TASK DESCRIPTION:
Copy every line of the listing that holds the string "ABC中".

Stored records:
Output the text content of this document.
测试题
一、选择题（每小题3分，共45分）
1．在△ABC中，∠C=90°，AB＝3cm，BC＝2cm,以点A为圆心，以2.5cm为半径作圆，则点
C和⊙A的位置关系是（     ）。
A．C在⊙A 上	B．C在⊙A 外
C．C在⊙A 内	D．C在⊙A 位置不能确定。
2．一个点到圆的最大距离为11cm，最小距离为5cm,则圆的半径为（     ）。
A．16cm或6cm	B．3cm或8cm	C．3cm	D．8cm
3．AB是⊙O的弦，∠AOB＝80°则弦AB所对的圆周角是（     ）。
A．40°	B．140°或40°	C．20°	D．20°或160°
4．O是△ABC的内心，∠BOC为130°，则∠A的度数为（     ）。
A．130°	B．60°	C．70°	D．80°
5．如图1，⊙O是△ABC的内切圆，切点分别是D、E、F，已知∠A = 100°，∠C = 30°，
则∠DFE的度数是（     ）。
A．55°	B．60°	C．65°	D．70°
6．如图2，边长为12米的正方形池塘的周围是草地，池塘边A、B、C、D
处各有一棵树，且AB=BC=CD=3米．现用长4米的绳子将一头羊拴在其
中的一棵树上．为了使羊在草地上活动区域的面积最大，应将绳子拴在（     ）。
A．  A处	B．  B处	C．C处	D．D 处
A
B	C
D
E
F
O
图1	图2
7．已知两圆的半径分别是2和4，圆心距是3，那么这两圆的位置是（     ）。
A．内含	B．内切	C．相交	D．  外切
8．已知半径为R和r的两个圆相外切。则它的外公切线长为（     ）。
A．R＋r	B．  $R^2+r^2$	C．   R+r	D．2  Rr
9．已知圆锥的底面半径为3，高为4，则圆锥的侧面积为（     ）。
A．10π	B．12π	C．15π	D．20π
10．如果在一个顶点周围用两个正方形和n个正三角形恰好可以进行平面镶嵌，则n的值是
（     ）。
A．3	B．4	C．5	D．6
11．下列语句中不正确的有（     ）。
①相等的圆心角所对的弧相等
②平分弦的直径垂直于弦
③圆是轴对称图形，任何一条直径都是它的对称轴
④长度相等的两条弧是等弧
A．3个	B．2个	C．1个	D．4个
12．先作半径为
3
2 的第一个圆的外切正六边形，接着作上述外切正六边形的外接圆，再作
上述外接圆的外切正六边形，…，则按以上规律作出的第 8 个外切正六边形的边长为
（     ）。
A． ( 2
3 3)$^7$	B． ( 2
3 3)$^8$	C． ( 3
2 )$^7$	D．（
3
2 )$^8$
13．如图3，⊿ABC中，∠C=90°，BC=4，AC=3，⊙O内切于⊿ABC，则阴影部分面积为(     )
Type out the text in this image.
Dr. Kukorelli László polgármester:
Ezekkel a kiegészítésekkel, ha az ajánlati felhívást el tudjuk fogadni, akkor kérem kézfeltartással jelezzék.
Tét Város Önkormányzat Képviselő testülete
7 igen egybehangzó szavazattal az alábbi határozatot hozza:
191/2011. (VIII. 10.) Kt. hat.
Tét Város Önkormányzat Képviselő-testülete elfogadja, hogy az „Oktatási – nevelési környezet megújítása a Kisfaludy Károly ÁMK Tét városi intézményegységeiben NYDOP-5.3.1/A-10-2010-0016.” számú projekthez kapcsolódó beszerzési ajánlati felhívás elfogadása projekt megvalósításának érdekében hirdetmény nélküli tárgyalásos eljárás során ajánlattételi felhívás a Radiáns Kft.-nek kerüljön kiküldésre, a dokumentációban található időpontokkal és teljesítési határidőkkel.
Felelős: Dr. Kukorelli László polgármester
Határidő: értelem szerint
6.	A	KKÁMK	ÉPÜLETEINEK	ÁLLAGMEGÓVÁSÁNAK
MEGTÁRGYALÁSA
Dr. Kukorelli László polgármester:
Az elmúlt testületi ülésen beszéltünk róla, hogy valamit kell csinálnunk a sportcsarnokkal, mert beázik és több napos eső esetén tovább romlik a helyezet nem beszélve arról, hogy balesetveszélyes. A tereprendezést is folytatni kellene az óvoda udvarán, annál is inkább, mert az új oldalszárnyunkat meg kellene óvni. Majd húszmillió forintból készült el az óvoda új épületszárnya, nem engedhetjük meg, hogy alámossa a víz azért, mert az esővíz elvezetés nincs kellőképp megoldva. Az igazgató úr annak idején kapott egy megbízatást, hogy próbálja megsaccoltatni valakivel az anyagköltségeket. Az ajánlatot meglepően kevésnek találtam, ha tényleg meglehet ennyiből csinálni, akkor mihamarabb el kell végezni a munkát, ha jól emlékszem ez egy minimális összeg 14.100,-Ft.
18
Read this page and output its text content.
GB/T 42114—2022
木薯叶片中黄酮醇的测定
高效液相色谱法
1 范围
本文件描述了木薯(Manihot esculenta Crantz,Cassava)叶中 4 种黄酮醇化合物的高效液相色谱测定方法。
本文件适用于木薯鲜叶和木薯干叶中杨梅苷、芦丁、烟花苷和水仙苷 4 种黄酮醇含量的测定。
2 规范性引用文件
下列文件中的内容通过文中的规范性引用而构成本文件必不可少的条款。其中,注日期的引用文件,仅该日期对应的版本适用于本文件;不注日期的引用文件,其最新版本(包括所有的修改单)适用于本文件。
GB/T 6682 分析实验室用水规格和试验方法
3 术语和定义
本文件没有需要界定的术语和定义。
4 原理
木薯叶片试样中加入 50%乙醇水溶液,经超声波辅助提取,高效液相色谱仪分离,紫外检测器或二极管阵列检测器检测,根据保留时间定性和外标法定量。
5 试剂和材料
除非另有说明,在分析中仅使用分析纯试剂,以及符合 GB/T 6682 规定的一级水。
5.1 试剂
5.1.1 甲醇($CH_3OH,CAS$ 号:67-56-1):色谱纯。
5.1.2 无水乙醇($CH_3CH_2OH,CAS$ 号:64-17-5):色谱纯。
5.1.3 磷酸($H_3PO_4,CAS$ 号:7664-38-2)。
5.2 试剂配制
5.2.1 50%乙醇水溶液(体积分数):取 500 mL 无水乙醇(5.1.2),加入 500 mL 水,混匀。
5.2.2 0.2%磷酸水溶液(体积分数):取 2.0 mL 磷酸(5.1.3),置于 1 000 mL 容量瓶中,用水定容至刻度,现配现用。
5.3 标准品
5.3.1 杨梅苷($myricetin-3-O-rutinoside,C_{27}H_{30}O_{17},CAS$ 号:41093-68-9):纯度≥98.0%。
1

OUTPUT BELOW:
1．在△ABC中，∠C=90°，AB＝3cm，BC＝2cm,以点A为圆心，以2.5cm为半径作圆，则点
13．如图3，⊿ABC中，∠C=90°，BC=4，AC=3，⊙O内切于⊿ABC，则阴影部分面积为(     )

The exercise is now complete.